■ What is expected: Copy out the item lines from the one containing "line-number: 121 (32, 470, 54, 484)" through the one containing "line-number: 102 (32, 90, 54, 104)", both included, with no changes.

Element and region listings
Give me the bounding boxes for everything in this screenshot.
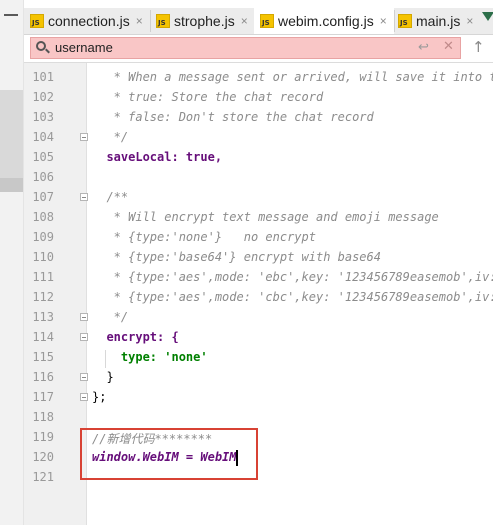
line-number: 121 (32, 470, 54, 484)
new-line-icon[interactable]: ↩ (418, 40, 429, 55)
line-number: 119 (32, 430, 54, 444)
code-line[interactable]: * Will encrypt text message and emoji me… (92, 210, 439, 224)
code-line[interactable]: * true: Store the chat record (92, 90, 324, 104)
clear-search-icon[interactable]: ✕ (443, 39, 454, 54)
line-number: 116 (32, 370, 54, 384)
line-number: 113 (32, 310, 54, 324)
tab-main-js[interactable]: JS main.js × (398, 8, 480, 34)
code-line[interactable]: /** (92, 190, 128, 204)
line-number: 111 (32, 270, 54, 284)
line-number: 115 (32, 350, 54, 364)
js-file-icon: JS (156, 14, 170, 28)
code-line[interactable]: * false: Don't store the chat record (92, 110, 374, 124)
code-line[interactable]: * {type:'aes',mode: 'ebc',key: '12345678… (92, 270, 493, 284)
line-number: 107 (32, 190, 54, 204)
js-file-icon: JS (398, 14, 412, 28)
project-panel-edge (0, 90, 23, 192)
line-number: 117 (32, 390, 54, 404)
close-icon[interactable]: × (380, 14, 387, 28)
line-number: 102 (32, 90, 54, 104)
tab-divider (150, 10, 151, 32)
code-line[interactable]: saveLocal: true, (92, 150, 222, 164)
fold-marker-icon[interactable] (80, 313, 88, 321)
tab-label: connection.js (48, 13, 130, 29)
tab-strophe-js[interactable]: JS strophe.js × (156, 8, 254, 34)
tool-window-strip (0, 0, 24, 525)
tab-label: strophe.js (174, 13, 235, 29)
fold-marker-icon[interactable] (80, 373, 88, 381)
fold-marker-icon[interactable] (80, 193, 88, 201)
code-line[interactable]: } (92, 370, 113, 384)
annotation-highlight-box (80, 428, 258, 480)
js-file-icon: JS (30, 14, 44, 28)
code-line[interactable]: }; (92, 390, 106, 404)
line-number: 108 (32, 210, 54, 224)
code-line[interactable]: * When a message sent or arrived, will s… (92, 70, 493, 84)
line-number: 118 (32, 410, 54, 424)
line-number: 120 (32, 450, 54, 464)
code-line[interactable]: */ (92, 310, 128, 324)
line-number: 105 (32, 150, 54, 164)
code-line[interactable]: * {type:'base64'} encrypt with base64 (92, 250, 381, 264)
tab-webim-config-js[interactable]: JS webim.config.js × (254, 8, 394, 34)
close-icon[interactable]: × (136, 14, 143, 28)
line-number: 104 (32, 130, 54, 144)
tab-label: main.js (416, 13, 461, 29)
line-number: 110 (32, 250, 54, 264)
line-number: 106 (32, 170, 54, 184)
line-number: 101 (32, 70, 54, 84)
fold-marker-icon[interactable] (80, 393, 88, 401)
minimize-icon[interactable] (4, 14, 18, 16)
line-number: 109 (32, 230, 54, 244)
code-line[interactable]: encrypt: { (92, 330, 178, 344)
tab-overflow-icon[interactable] (482, 12, 493, 21)
close-icon[interactable]: × (466, 14, 473, 28)
code-line[interactable]: * {type:'aes',mode: 'cbc',key: '12345678… (92, 290, 493, 304)
project-panel-scroll-thumb[interactable] (0, 178, 23, 192)
line-number: 114 (32, 330, 54, 344)
js-file-icon: JS (260, 14, 274, 28)
tab-divider (394, 10, 395, 32)
fold-marker-icon[interactable] (80, 133, 88, 141)
code-line[interactable]: * {type:'none'} no encrypt (92, 230, 316, 244)
line-number: 103 (32, 110, 54, 124)
close-icon[interactable]: × (241, 14, 248, 28)
code-line[interactable]: */ (92, 130, 128, 144)
line-number: 112 (32, 290, 54, 304)
code-line[interactable]: type: 'none' (92, 350, 208, 364)
search-input[interactable]: username (55, 38, 113, 58)
tab-label: webim.config.js (278, 13, 374, 29)
previous-occurrence-icon[interactable]: ↑ (472, 38, 485, 56)
fold-marker-icon[interactable] (80, 333, 88, 341)
tab-connection-js[interactable]: JS connection.js × (30, 8, 148, 34)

■ Response for this exercise:
line-number: 121 (32, 470, 54, 484)
new-line-icon[interactable]: ↩ (418, 40, 429, 55)
line-number: 119 (32, 430, 54, 444)
code-line[interactable]: * Will encrypt text message and emoji me… (92, 210, 439, 224)
code-line[interactable]: * true: Store the chat record (92, 90, 324, 104)
clear-search-icon[interactable]: ✕ (443, 39, 454, 54)
line-number: 116 (32, 370, 54, 384)
line-number: 113 (32, 310, 54, 324)
tab-main-js[interactable]: JS main.js × (398, 8, 480, 34)
code-line[interactable]: /** (92, 190, 128, 204)
line-number: 111 (32, 270, 54, 284)
line-number: 115 (32, 350, 54, 364)
js-file-icon: JS (156, 14, 170, 28)
code-line[interactable]: * false: Don't store the chat record (92, 110, 374, 124)
code-line[interactable]: * {type:'aes',mode: 'ebc',key: '12345678… (92, 270, 493, 284)
line-number: 107 (32, 190, 54, 204)
js-file-icon: JS (398, 14, 412, 28)
project-panel-edge (0, 90, 23, 192)
line-number: 117 (32, 390, 54, 404)
close-icon[interactable]: × (380, 14, 387, 28)
line-number: 102 (32, 90, 54, 104)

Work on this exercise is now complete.